[Data excerpts]
[Start]

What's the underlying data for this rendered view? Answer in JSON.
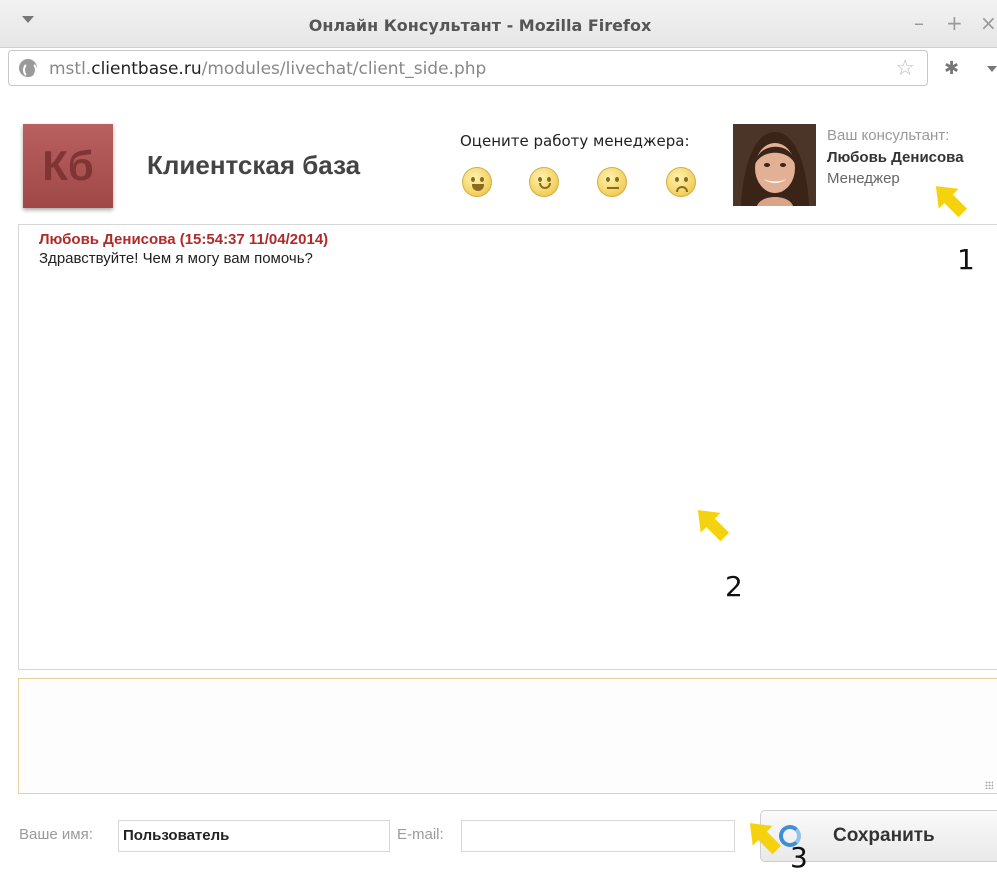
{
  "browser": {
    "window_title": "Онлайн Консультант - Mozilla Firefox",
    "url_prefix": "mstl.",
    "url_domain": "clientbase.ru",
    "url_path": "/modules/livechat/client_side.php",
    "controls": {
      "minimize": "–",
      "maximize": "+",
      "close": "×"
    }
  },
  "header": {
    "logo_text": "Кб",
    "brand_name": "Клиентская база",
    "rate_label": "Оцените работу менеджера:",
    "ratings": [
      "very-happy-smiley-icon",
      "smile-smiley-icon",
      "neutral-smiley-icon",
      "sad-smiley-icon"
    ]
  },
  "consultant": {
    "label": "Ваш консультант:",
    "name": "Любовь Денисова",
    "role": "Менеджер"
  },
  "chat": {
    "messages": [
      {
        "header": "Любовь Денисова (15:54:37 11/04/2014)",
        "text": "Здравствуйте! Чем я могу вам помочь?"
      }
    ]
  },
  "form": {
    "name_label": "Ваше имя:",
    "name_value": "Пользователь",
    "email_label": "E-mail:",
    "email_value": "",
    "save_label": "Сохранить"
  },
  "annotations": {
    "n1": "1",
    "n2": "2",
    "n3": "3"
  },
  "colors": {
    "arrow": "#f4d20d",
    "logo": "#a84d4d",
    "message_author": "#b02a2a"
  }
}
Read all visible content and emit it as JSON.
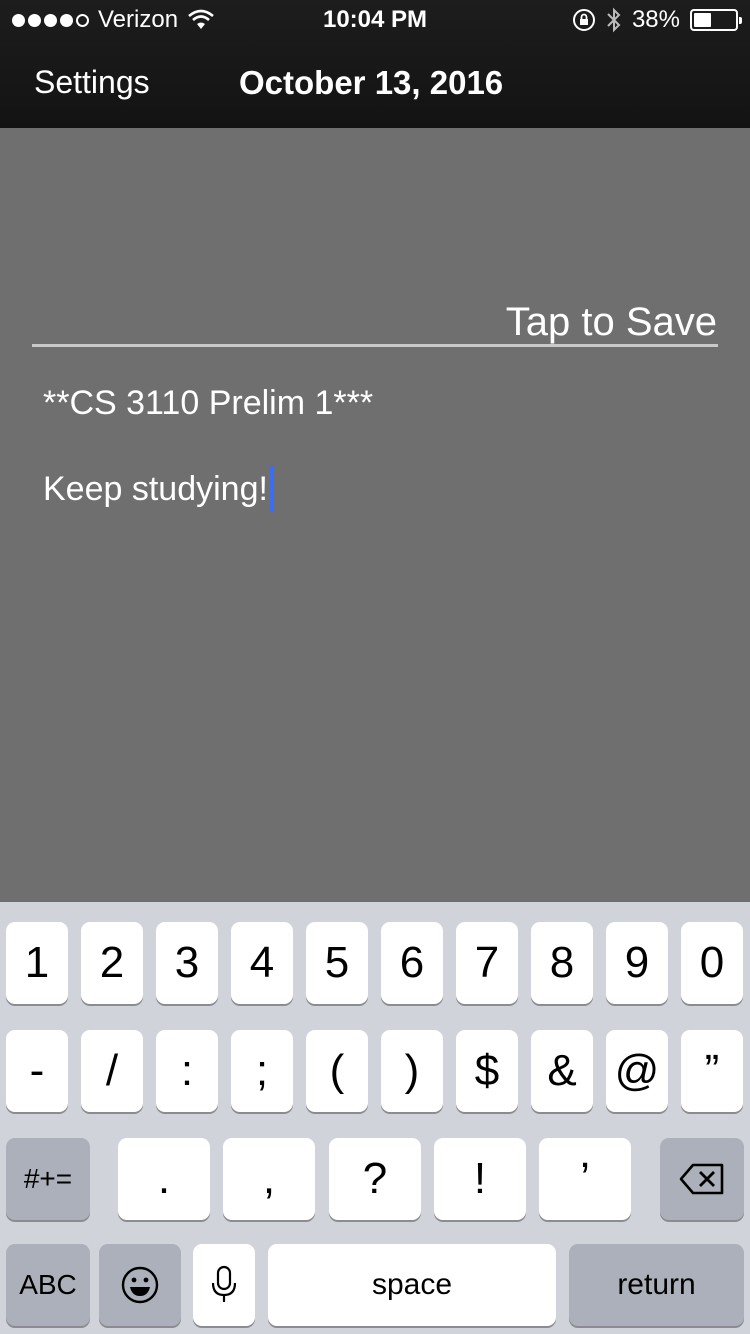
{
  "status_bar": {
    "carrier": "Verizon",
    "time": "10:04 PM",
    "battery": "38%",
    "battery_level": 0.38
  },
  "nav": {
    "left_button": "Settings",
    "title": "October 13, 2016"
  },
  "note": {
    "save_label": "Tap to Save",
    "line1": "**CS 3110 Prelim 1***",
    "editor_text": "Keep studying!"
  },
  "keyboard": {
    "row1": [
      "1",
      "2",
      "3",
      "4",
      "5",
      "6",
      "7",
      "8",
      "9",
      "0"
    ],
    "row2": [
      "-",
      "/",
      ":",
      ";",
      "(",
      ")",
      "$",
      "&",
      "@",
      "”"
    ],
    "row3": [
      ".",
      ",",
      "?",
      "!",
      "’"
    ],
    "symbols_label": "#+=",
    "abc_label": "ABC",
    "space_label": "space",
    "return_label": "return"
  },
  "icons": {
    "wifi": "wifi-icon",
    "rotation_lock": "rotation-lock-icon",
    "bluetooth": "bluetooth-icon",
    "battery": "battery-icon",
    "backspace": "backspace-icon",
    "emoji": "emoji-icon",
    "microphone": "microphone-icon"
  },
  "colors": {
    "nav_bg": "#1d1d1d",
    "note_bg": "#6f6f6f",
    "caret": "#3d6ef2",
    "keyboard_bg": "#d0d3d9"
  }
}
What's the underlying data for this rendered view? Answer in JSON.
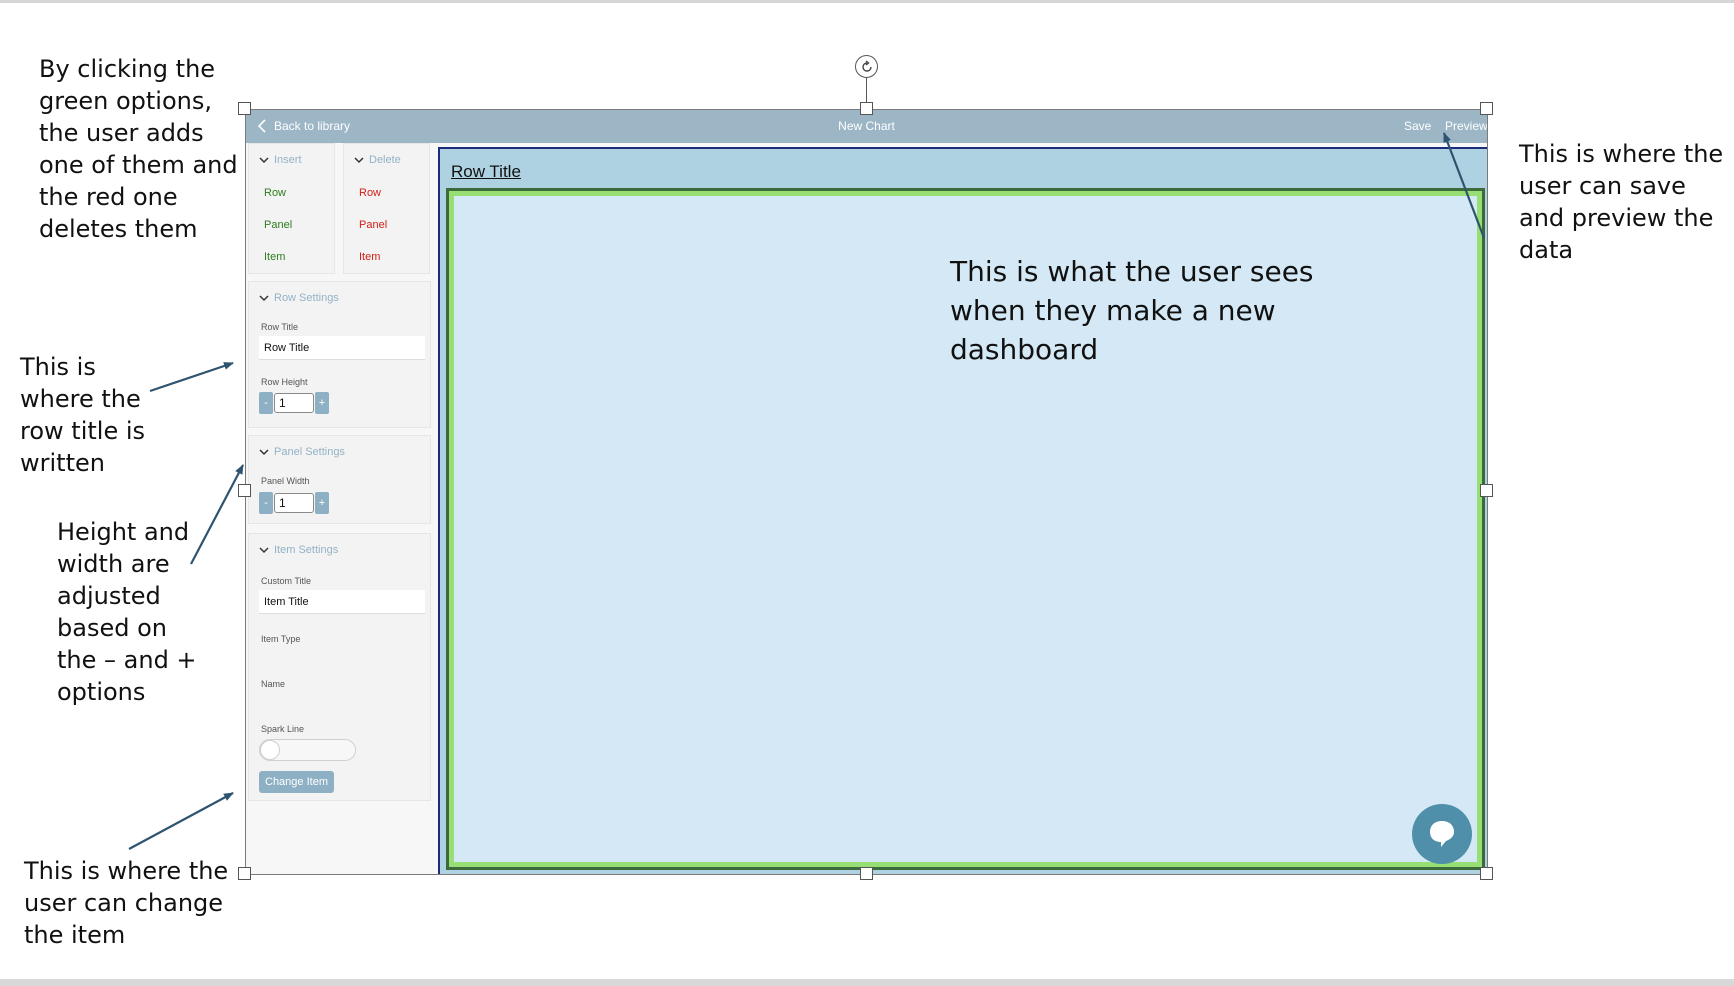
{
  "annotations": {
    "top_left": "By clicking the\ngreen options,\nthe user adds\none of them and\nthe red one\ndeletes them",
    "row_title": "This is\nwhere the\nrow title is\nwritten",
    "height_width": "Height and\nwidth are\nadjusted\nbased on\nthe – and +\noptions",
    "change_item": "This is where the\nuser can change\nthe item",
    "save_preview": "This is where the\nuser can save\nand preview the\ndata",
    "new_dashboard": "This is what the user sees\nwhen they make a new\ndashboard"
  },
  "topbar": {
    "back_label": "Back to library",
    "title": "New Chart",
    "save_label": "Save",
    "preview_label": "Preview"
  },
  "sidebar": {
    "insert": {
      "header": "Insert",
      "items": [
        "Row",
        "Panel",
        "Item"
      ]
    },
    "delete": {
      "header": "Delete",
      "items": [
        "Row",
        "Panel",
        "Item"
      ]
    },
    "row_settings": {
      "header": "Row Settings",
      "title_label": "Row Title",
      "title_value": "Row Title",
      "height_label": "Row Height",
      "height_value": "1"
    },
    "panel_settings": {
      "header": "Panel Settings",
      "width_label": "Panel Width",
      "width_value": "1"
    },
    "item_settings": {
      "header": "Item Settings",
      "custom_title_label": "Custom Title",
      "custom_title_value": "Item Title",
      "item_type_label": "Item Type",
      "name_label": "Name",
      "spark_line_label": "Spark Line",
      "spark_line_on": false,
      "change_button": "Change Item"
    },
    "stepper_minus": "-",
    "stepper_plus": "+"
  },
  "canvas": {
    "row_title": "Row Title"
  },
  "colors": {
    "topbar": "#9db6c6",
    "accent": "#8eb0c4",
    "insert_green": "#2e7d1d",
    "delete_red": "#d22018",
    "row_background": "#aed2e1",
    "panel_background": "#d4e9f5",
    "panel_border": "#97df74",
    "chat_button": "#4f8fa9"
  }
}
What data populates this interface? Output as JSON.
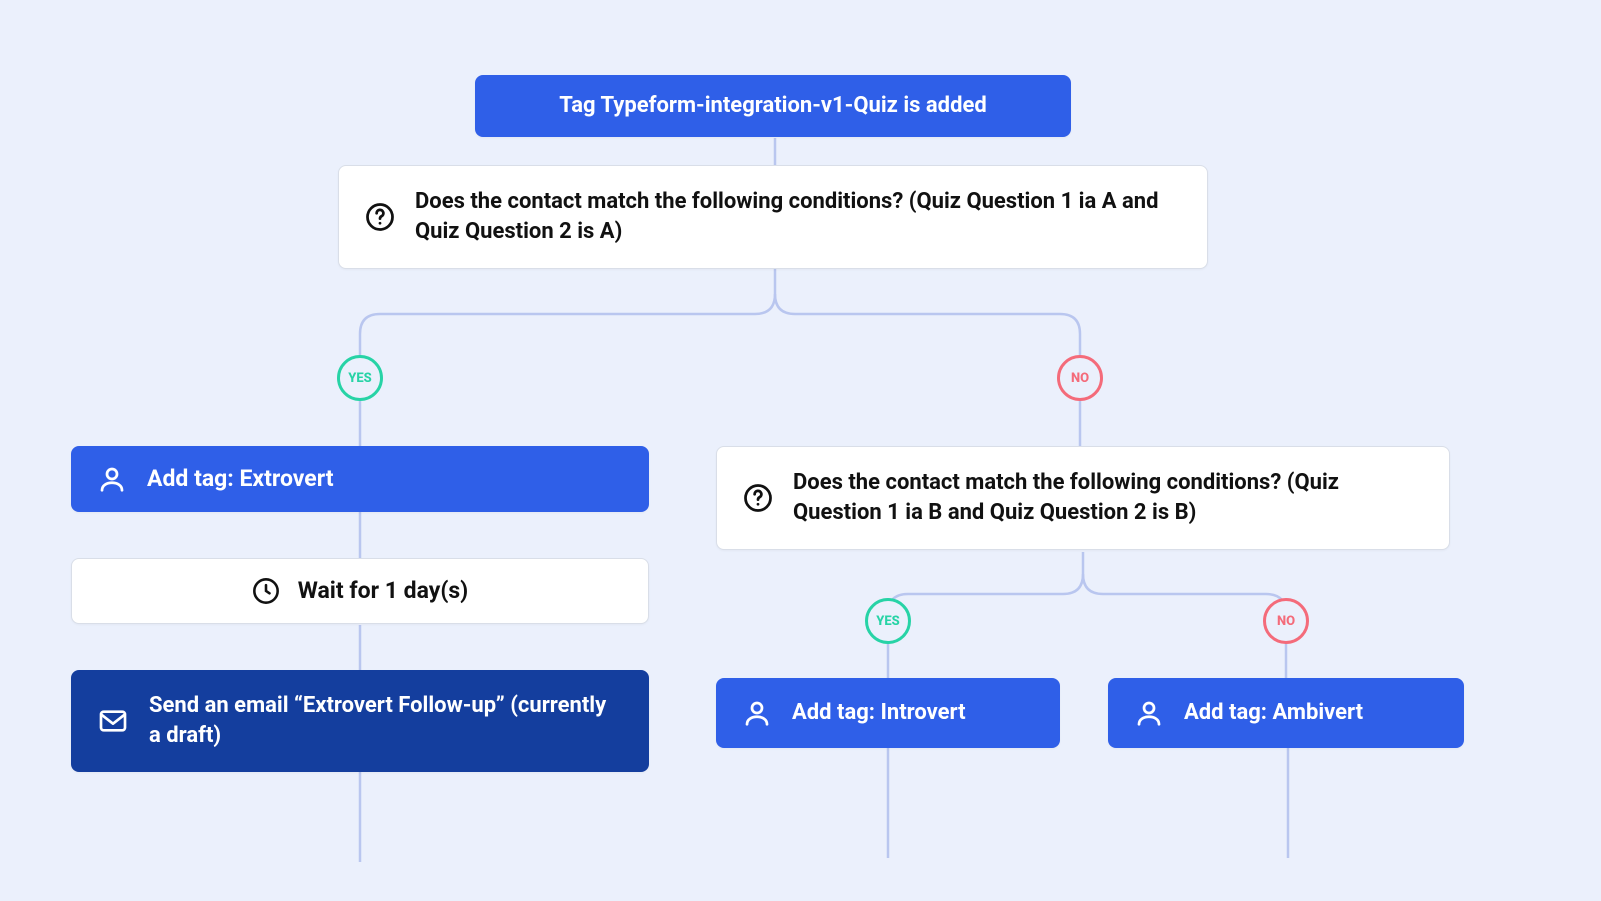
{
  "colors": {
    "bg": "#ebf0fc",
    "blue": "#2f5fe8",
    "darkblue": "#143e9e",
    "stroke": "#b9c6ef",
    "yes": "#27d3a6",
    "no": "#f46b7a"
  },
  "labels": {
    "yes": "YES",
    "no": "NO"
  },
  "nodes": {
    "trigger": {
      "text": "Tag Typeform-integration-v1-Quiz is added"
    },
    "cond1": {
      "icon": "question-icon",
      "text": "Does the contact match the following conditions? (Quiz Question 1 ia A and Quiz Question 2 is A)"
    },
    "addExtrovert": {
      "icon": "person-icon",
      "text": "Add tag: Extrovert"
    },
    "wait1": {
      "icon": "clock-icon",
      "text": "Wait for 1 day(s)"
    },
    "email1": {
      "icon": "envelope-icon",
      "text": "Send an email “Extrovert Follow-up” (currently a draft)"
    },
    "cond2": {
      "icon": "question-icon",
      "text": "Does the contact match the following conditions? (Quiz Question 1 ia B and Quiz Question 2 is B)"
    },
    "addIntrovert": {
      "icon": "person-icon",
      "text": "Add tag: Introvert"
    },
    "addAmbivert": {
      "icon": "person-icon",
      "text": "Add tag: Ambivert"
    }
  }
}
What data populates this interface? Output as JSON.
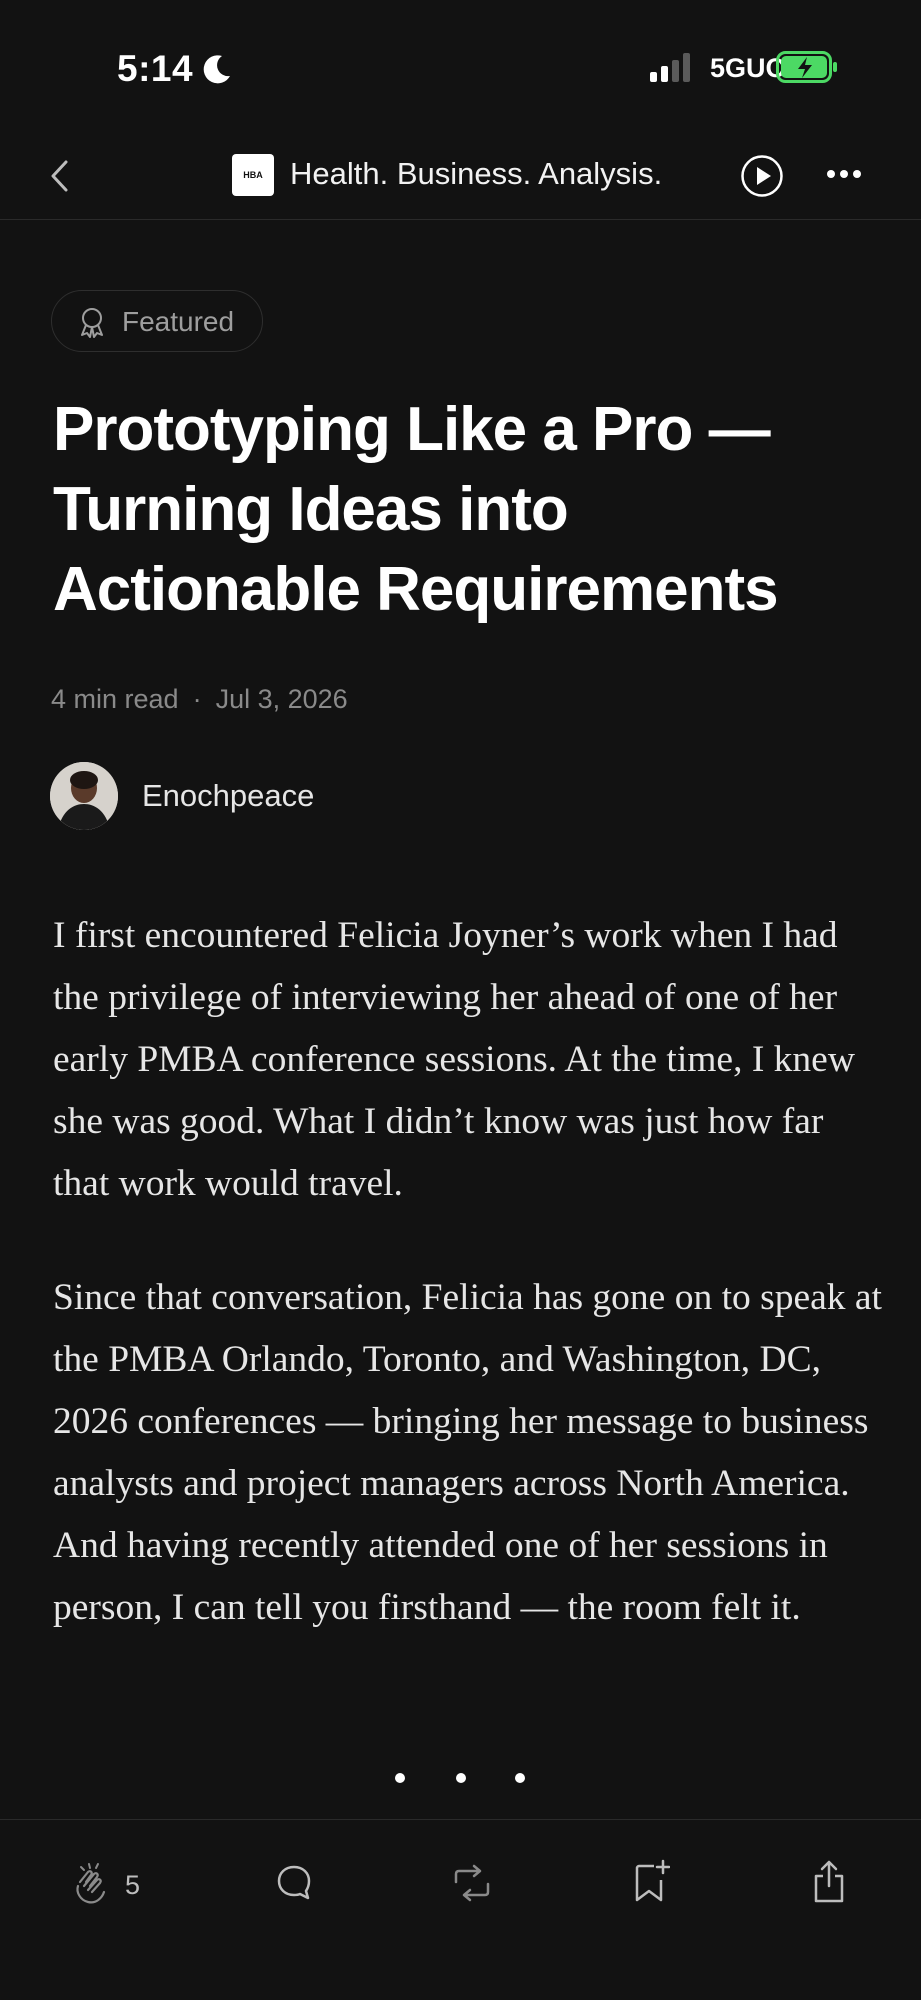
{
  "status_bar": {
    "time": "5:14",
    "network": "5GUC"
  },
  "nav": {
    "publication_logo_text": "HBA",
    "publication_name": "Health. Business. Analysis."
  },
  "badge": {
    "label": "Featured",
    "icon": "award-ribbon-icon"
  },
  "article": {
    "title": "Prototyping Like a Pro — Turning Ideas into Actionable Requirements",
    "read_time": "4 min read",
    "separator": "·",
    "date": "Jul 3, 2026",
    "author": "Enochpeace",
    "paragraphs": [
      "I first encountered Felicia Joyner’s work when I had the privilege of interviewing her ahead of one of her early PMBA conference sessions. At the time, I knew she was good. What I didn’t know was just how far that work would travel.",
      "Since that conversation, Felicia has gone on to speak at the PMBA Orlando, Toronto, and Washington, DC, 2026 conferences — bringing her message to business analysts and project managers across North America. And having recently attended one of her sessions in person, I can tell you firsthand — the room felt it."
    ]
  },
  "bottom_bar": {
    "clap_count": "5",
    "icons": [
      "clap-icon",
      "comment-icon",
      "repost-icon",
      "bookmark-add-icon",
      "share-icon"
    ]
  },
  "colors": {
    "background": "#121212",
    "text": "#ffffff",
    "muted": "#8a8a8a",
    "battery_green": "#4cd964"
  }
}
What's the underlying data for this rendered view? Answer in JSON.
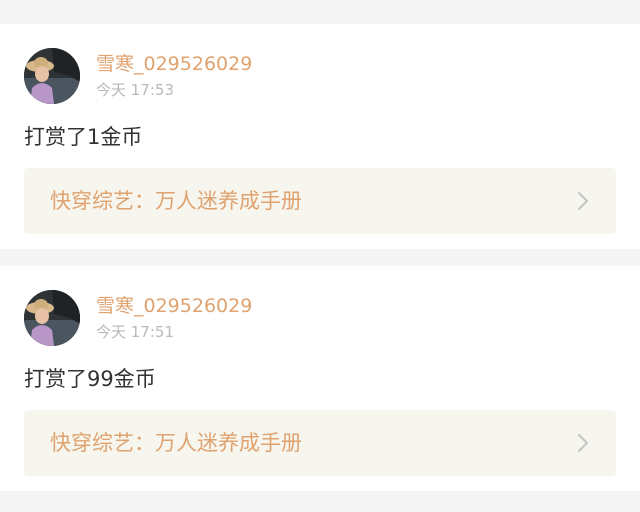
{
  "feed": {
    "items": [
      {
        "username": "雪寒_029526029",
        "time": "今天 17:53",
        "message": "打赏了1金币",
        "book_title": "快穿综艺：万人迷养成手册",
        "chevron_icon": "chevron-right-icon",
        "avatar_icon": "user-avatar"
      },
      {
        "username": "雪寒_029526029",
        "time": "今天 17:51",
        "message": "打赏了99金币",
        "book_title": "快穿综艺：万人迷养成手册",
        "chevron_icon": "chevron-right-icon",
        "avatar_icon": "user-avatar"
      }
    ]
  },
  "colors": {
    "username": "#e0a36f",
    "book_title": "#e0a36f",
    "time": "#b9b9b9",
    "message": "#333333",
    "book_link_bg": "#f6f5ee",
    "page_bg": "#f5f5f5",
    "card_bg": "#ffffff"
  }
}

[End]

◆ **Work instructions**
Look through the data above. Each line containing the word "Любовь" needs to be copied.

◆ **Exercise solution**
    "name": "Любовь Денисова",
        "header": "Любовь Денисова (15:54:37 11/04/2014)",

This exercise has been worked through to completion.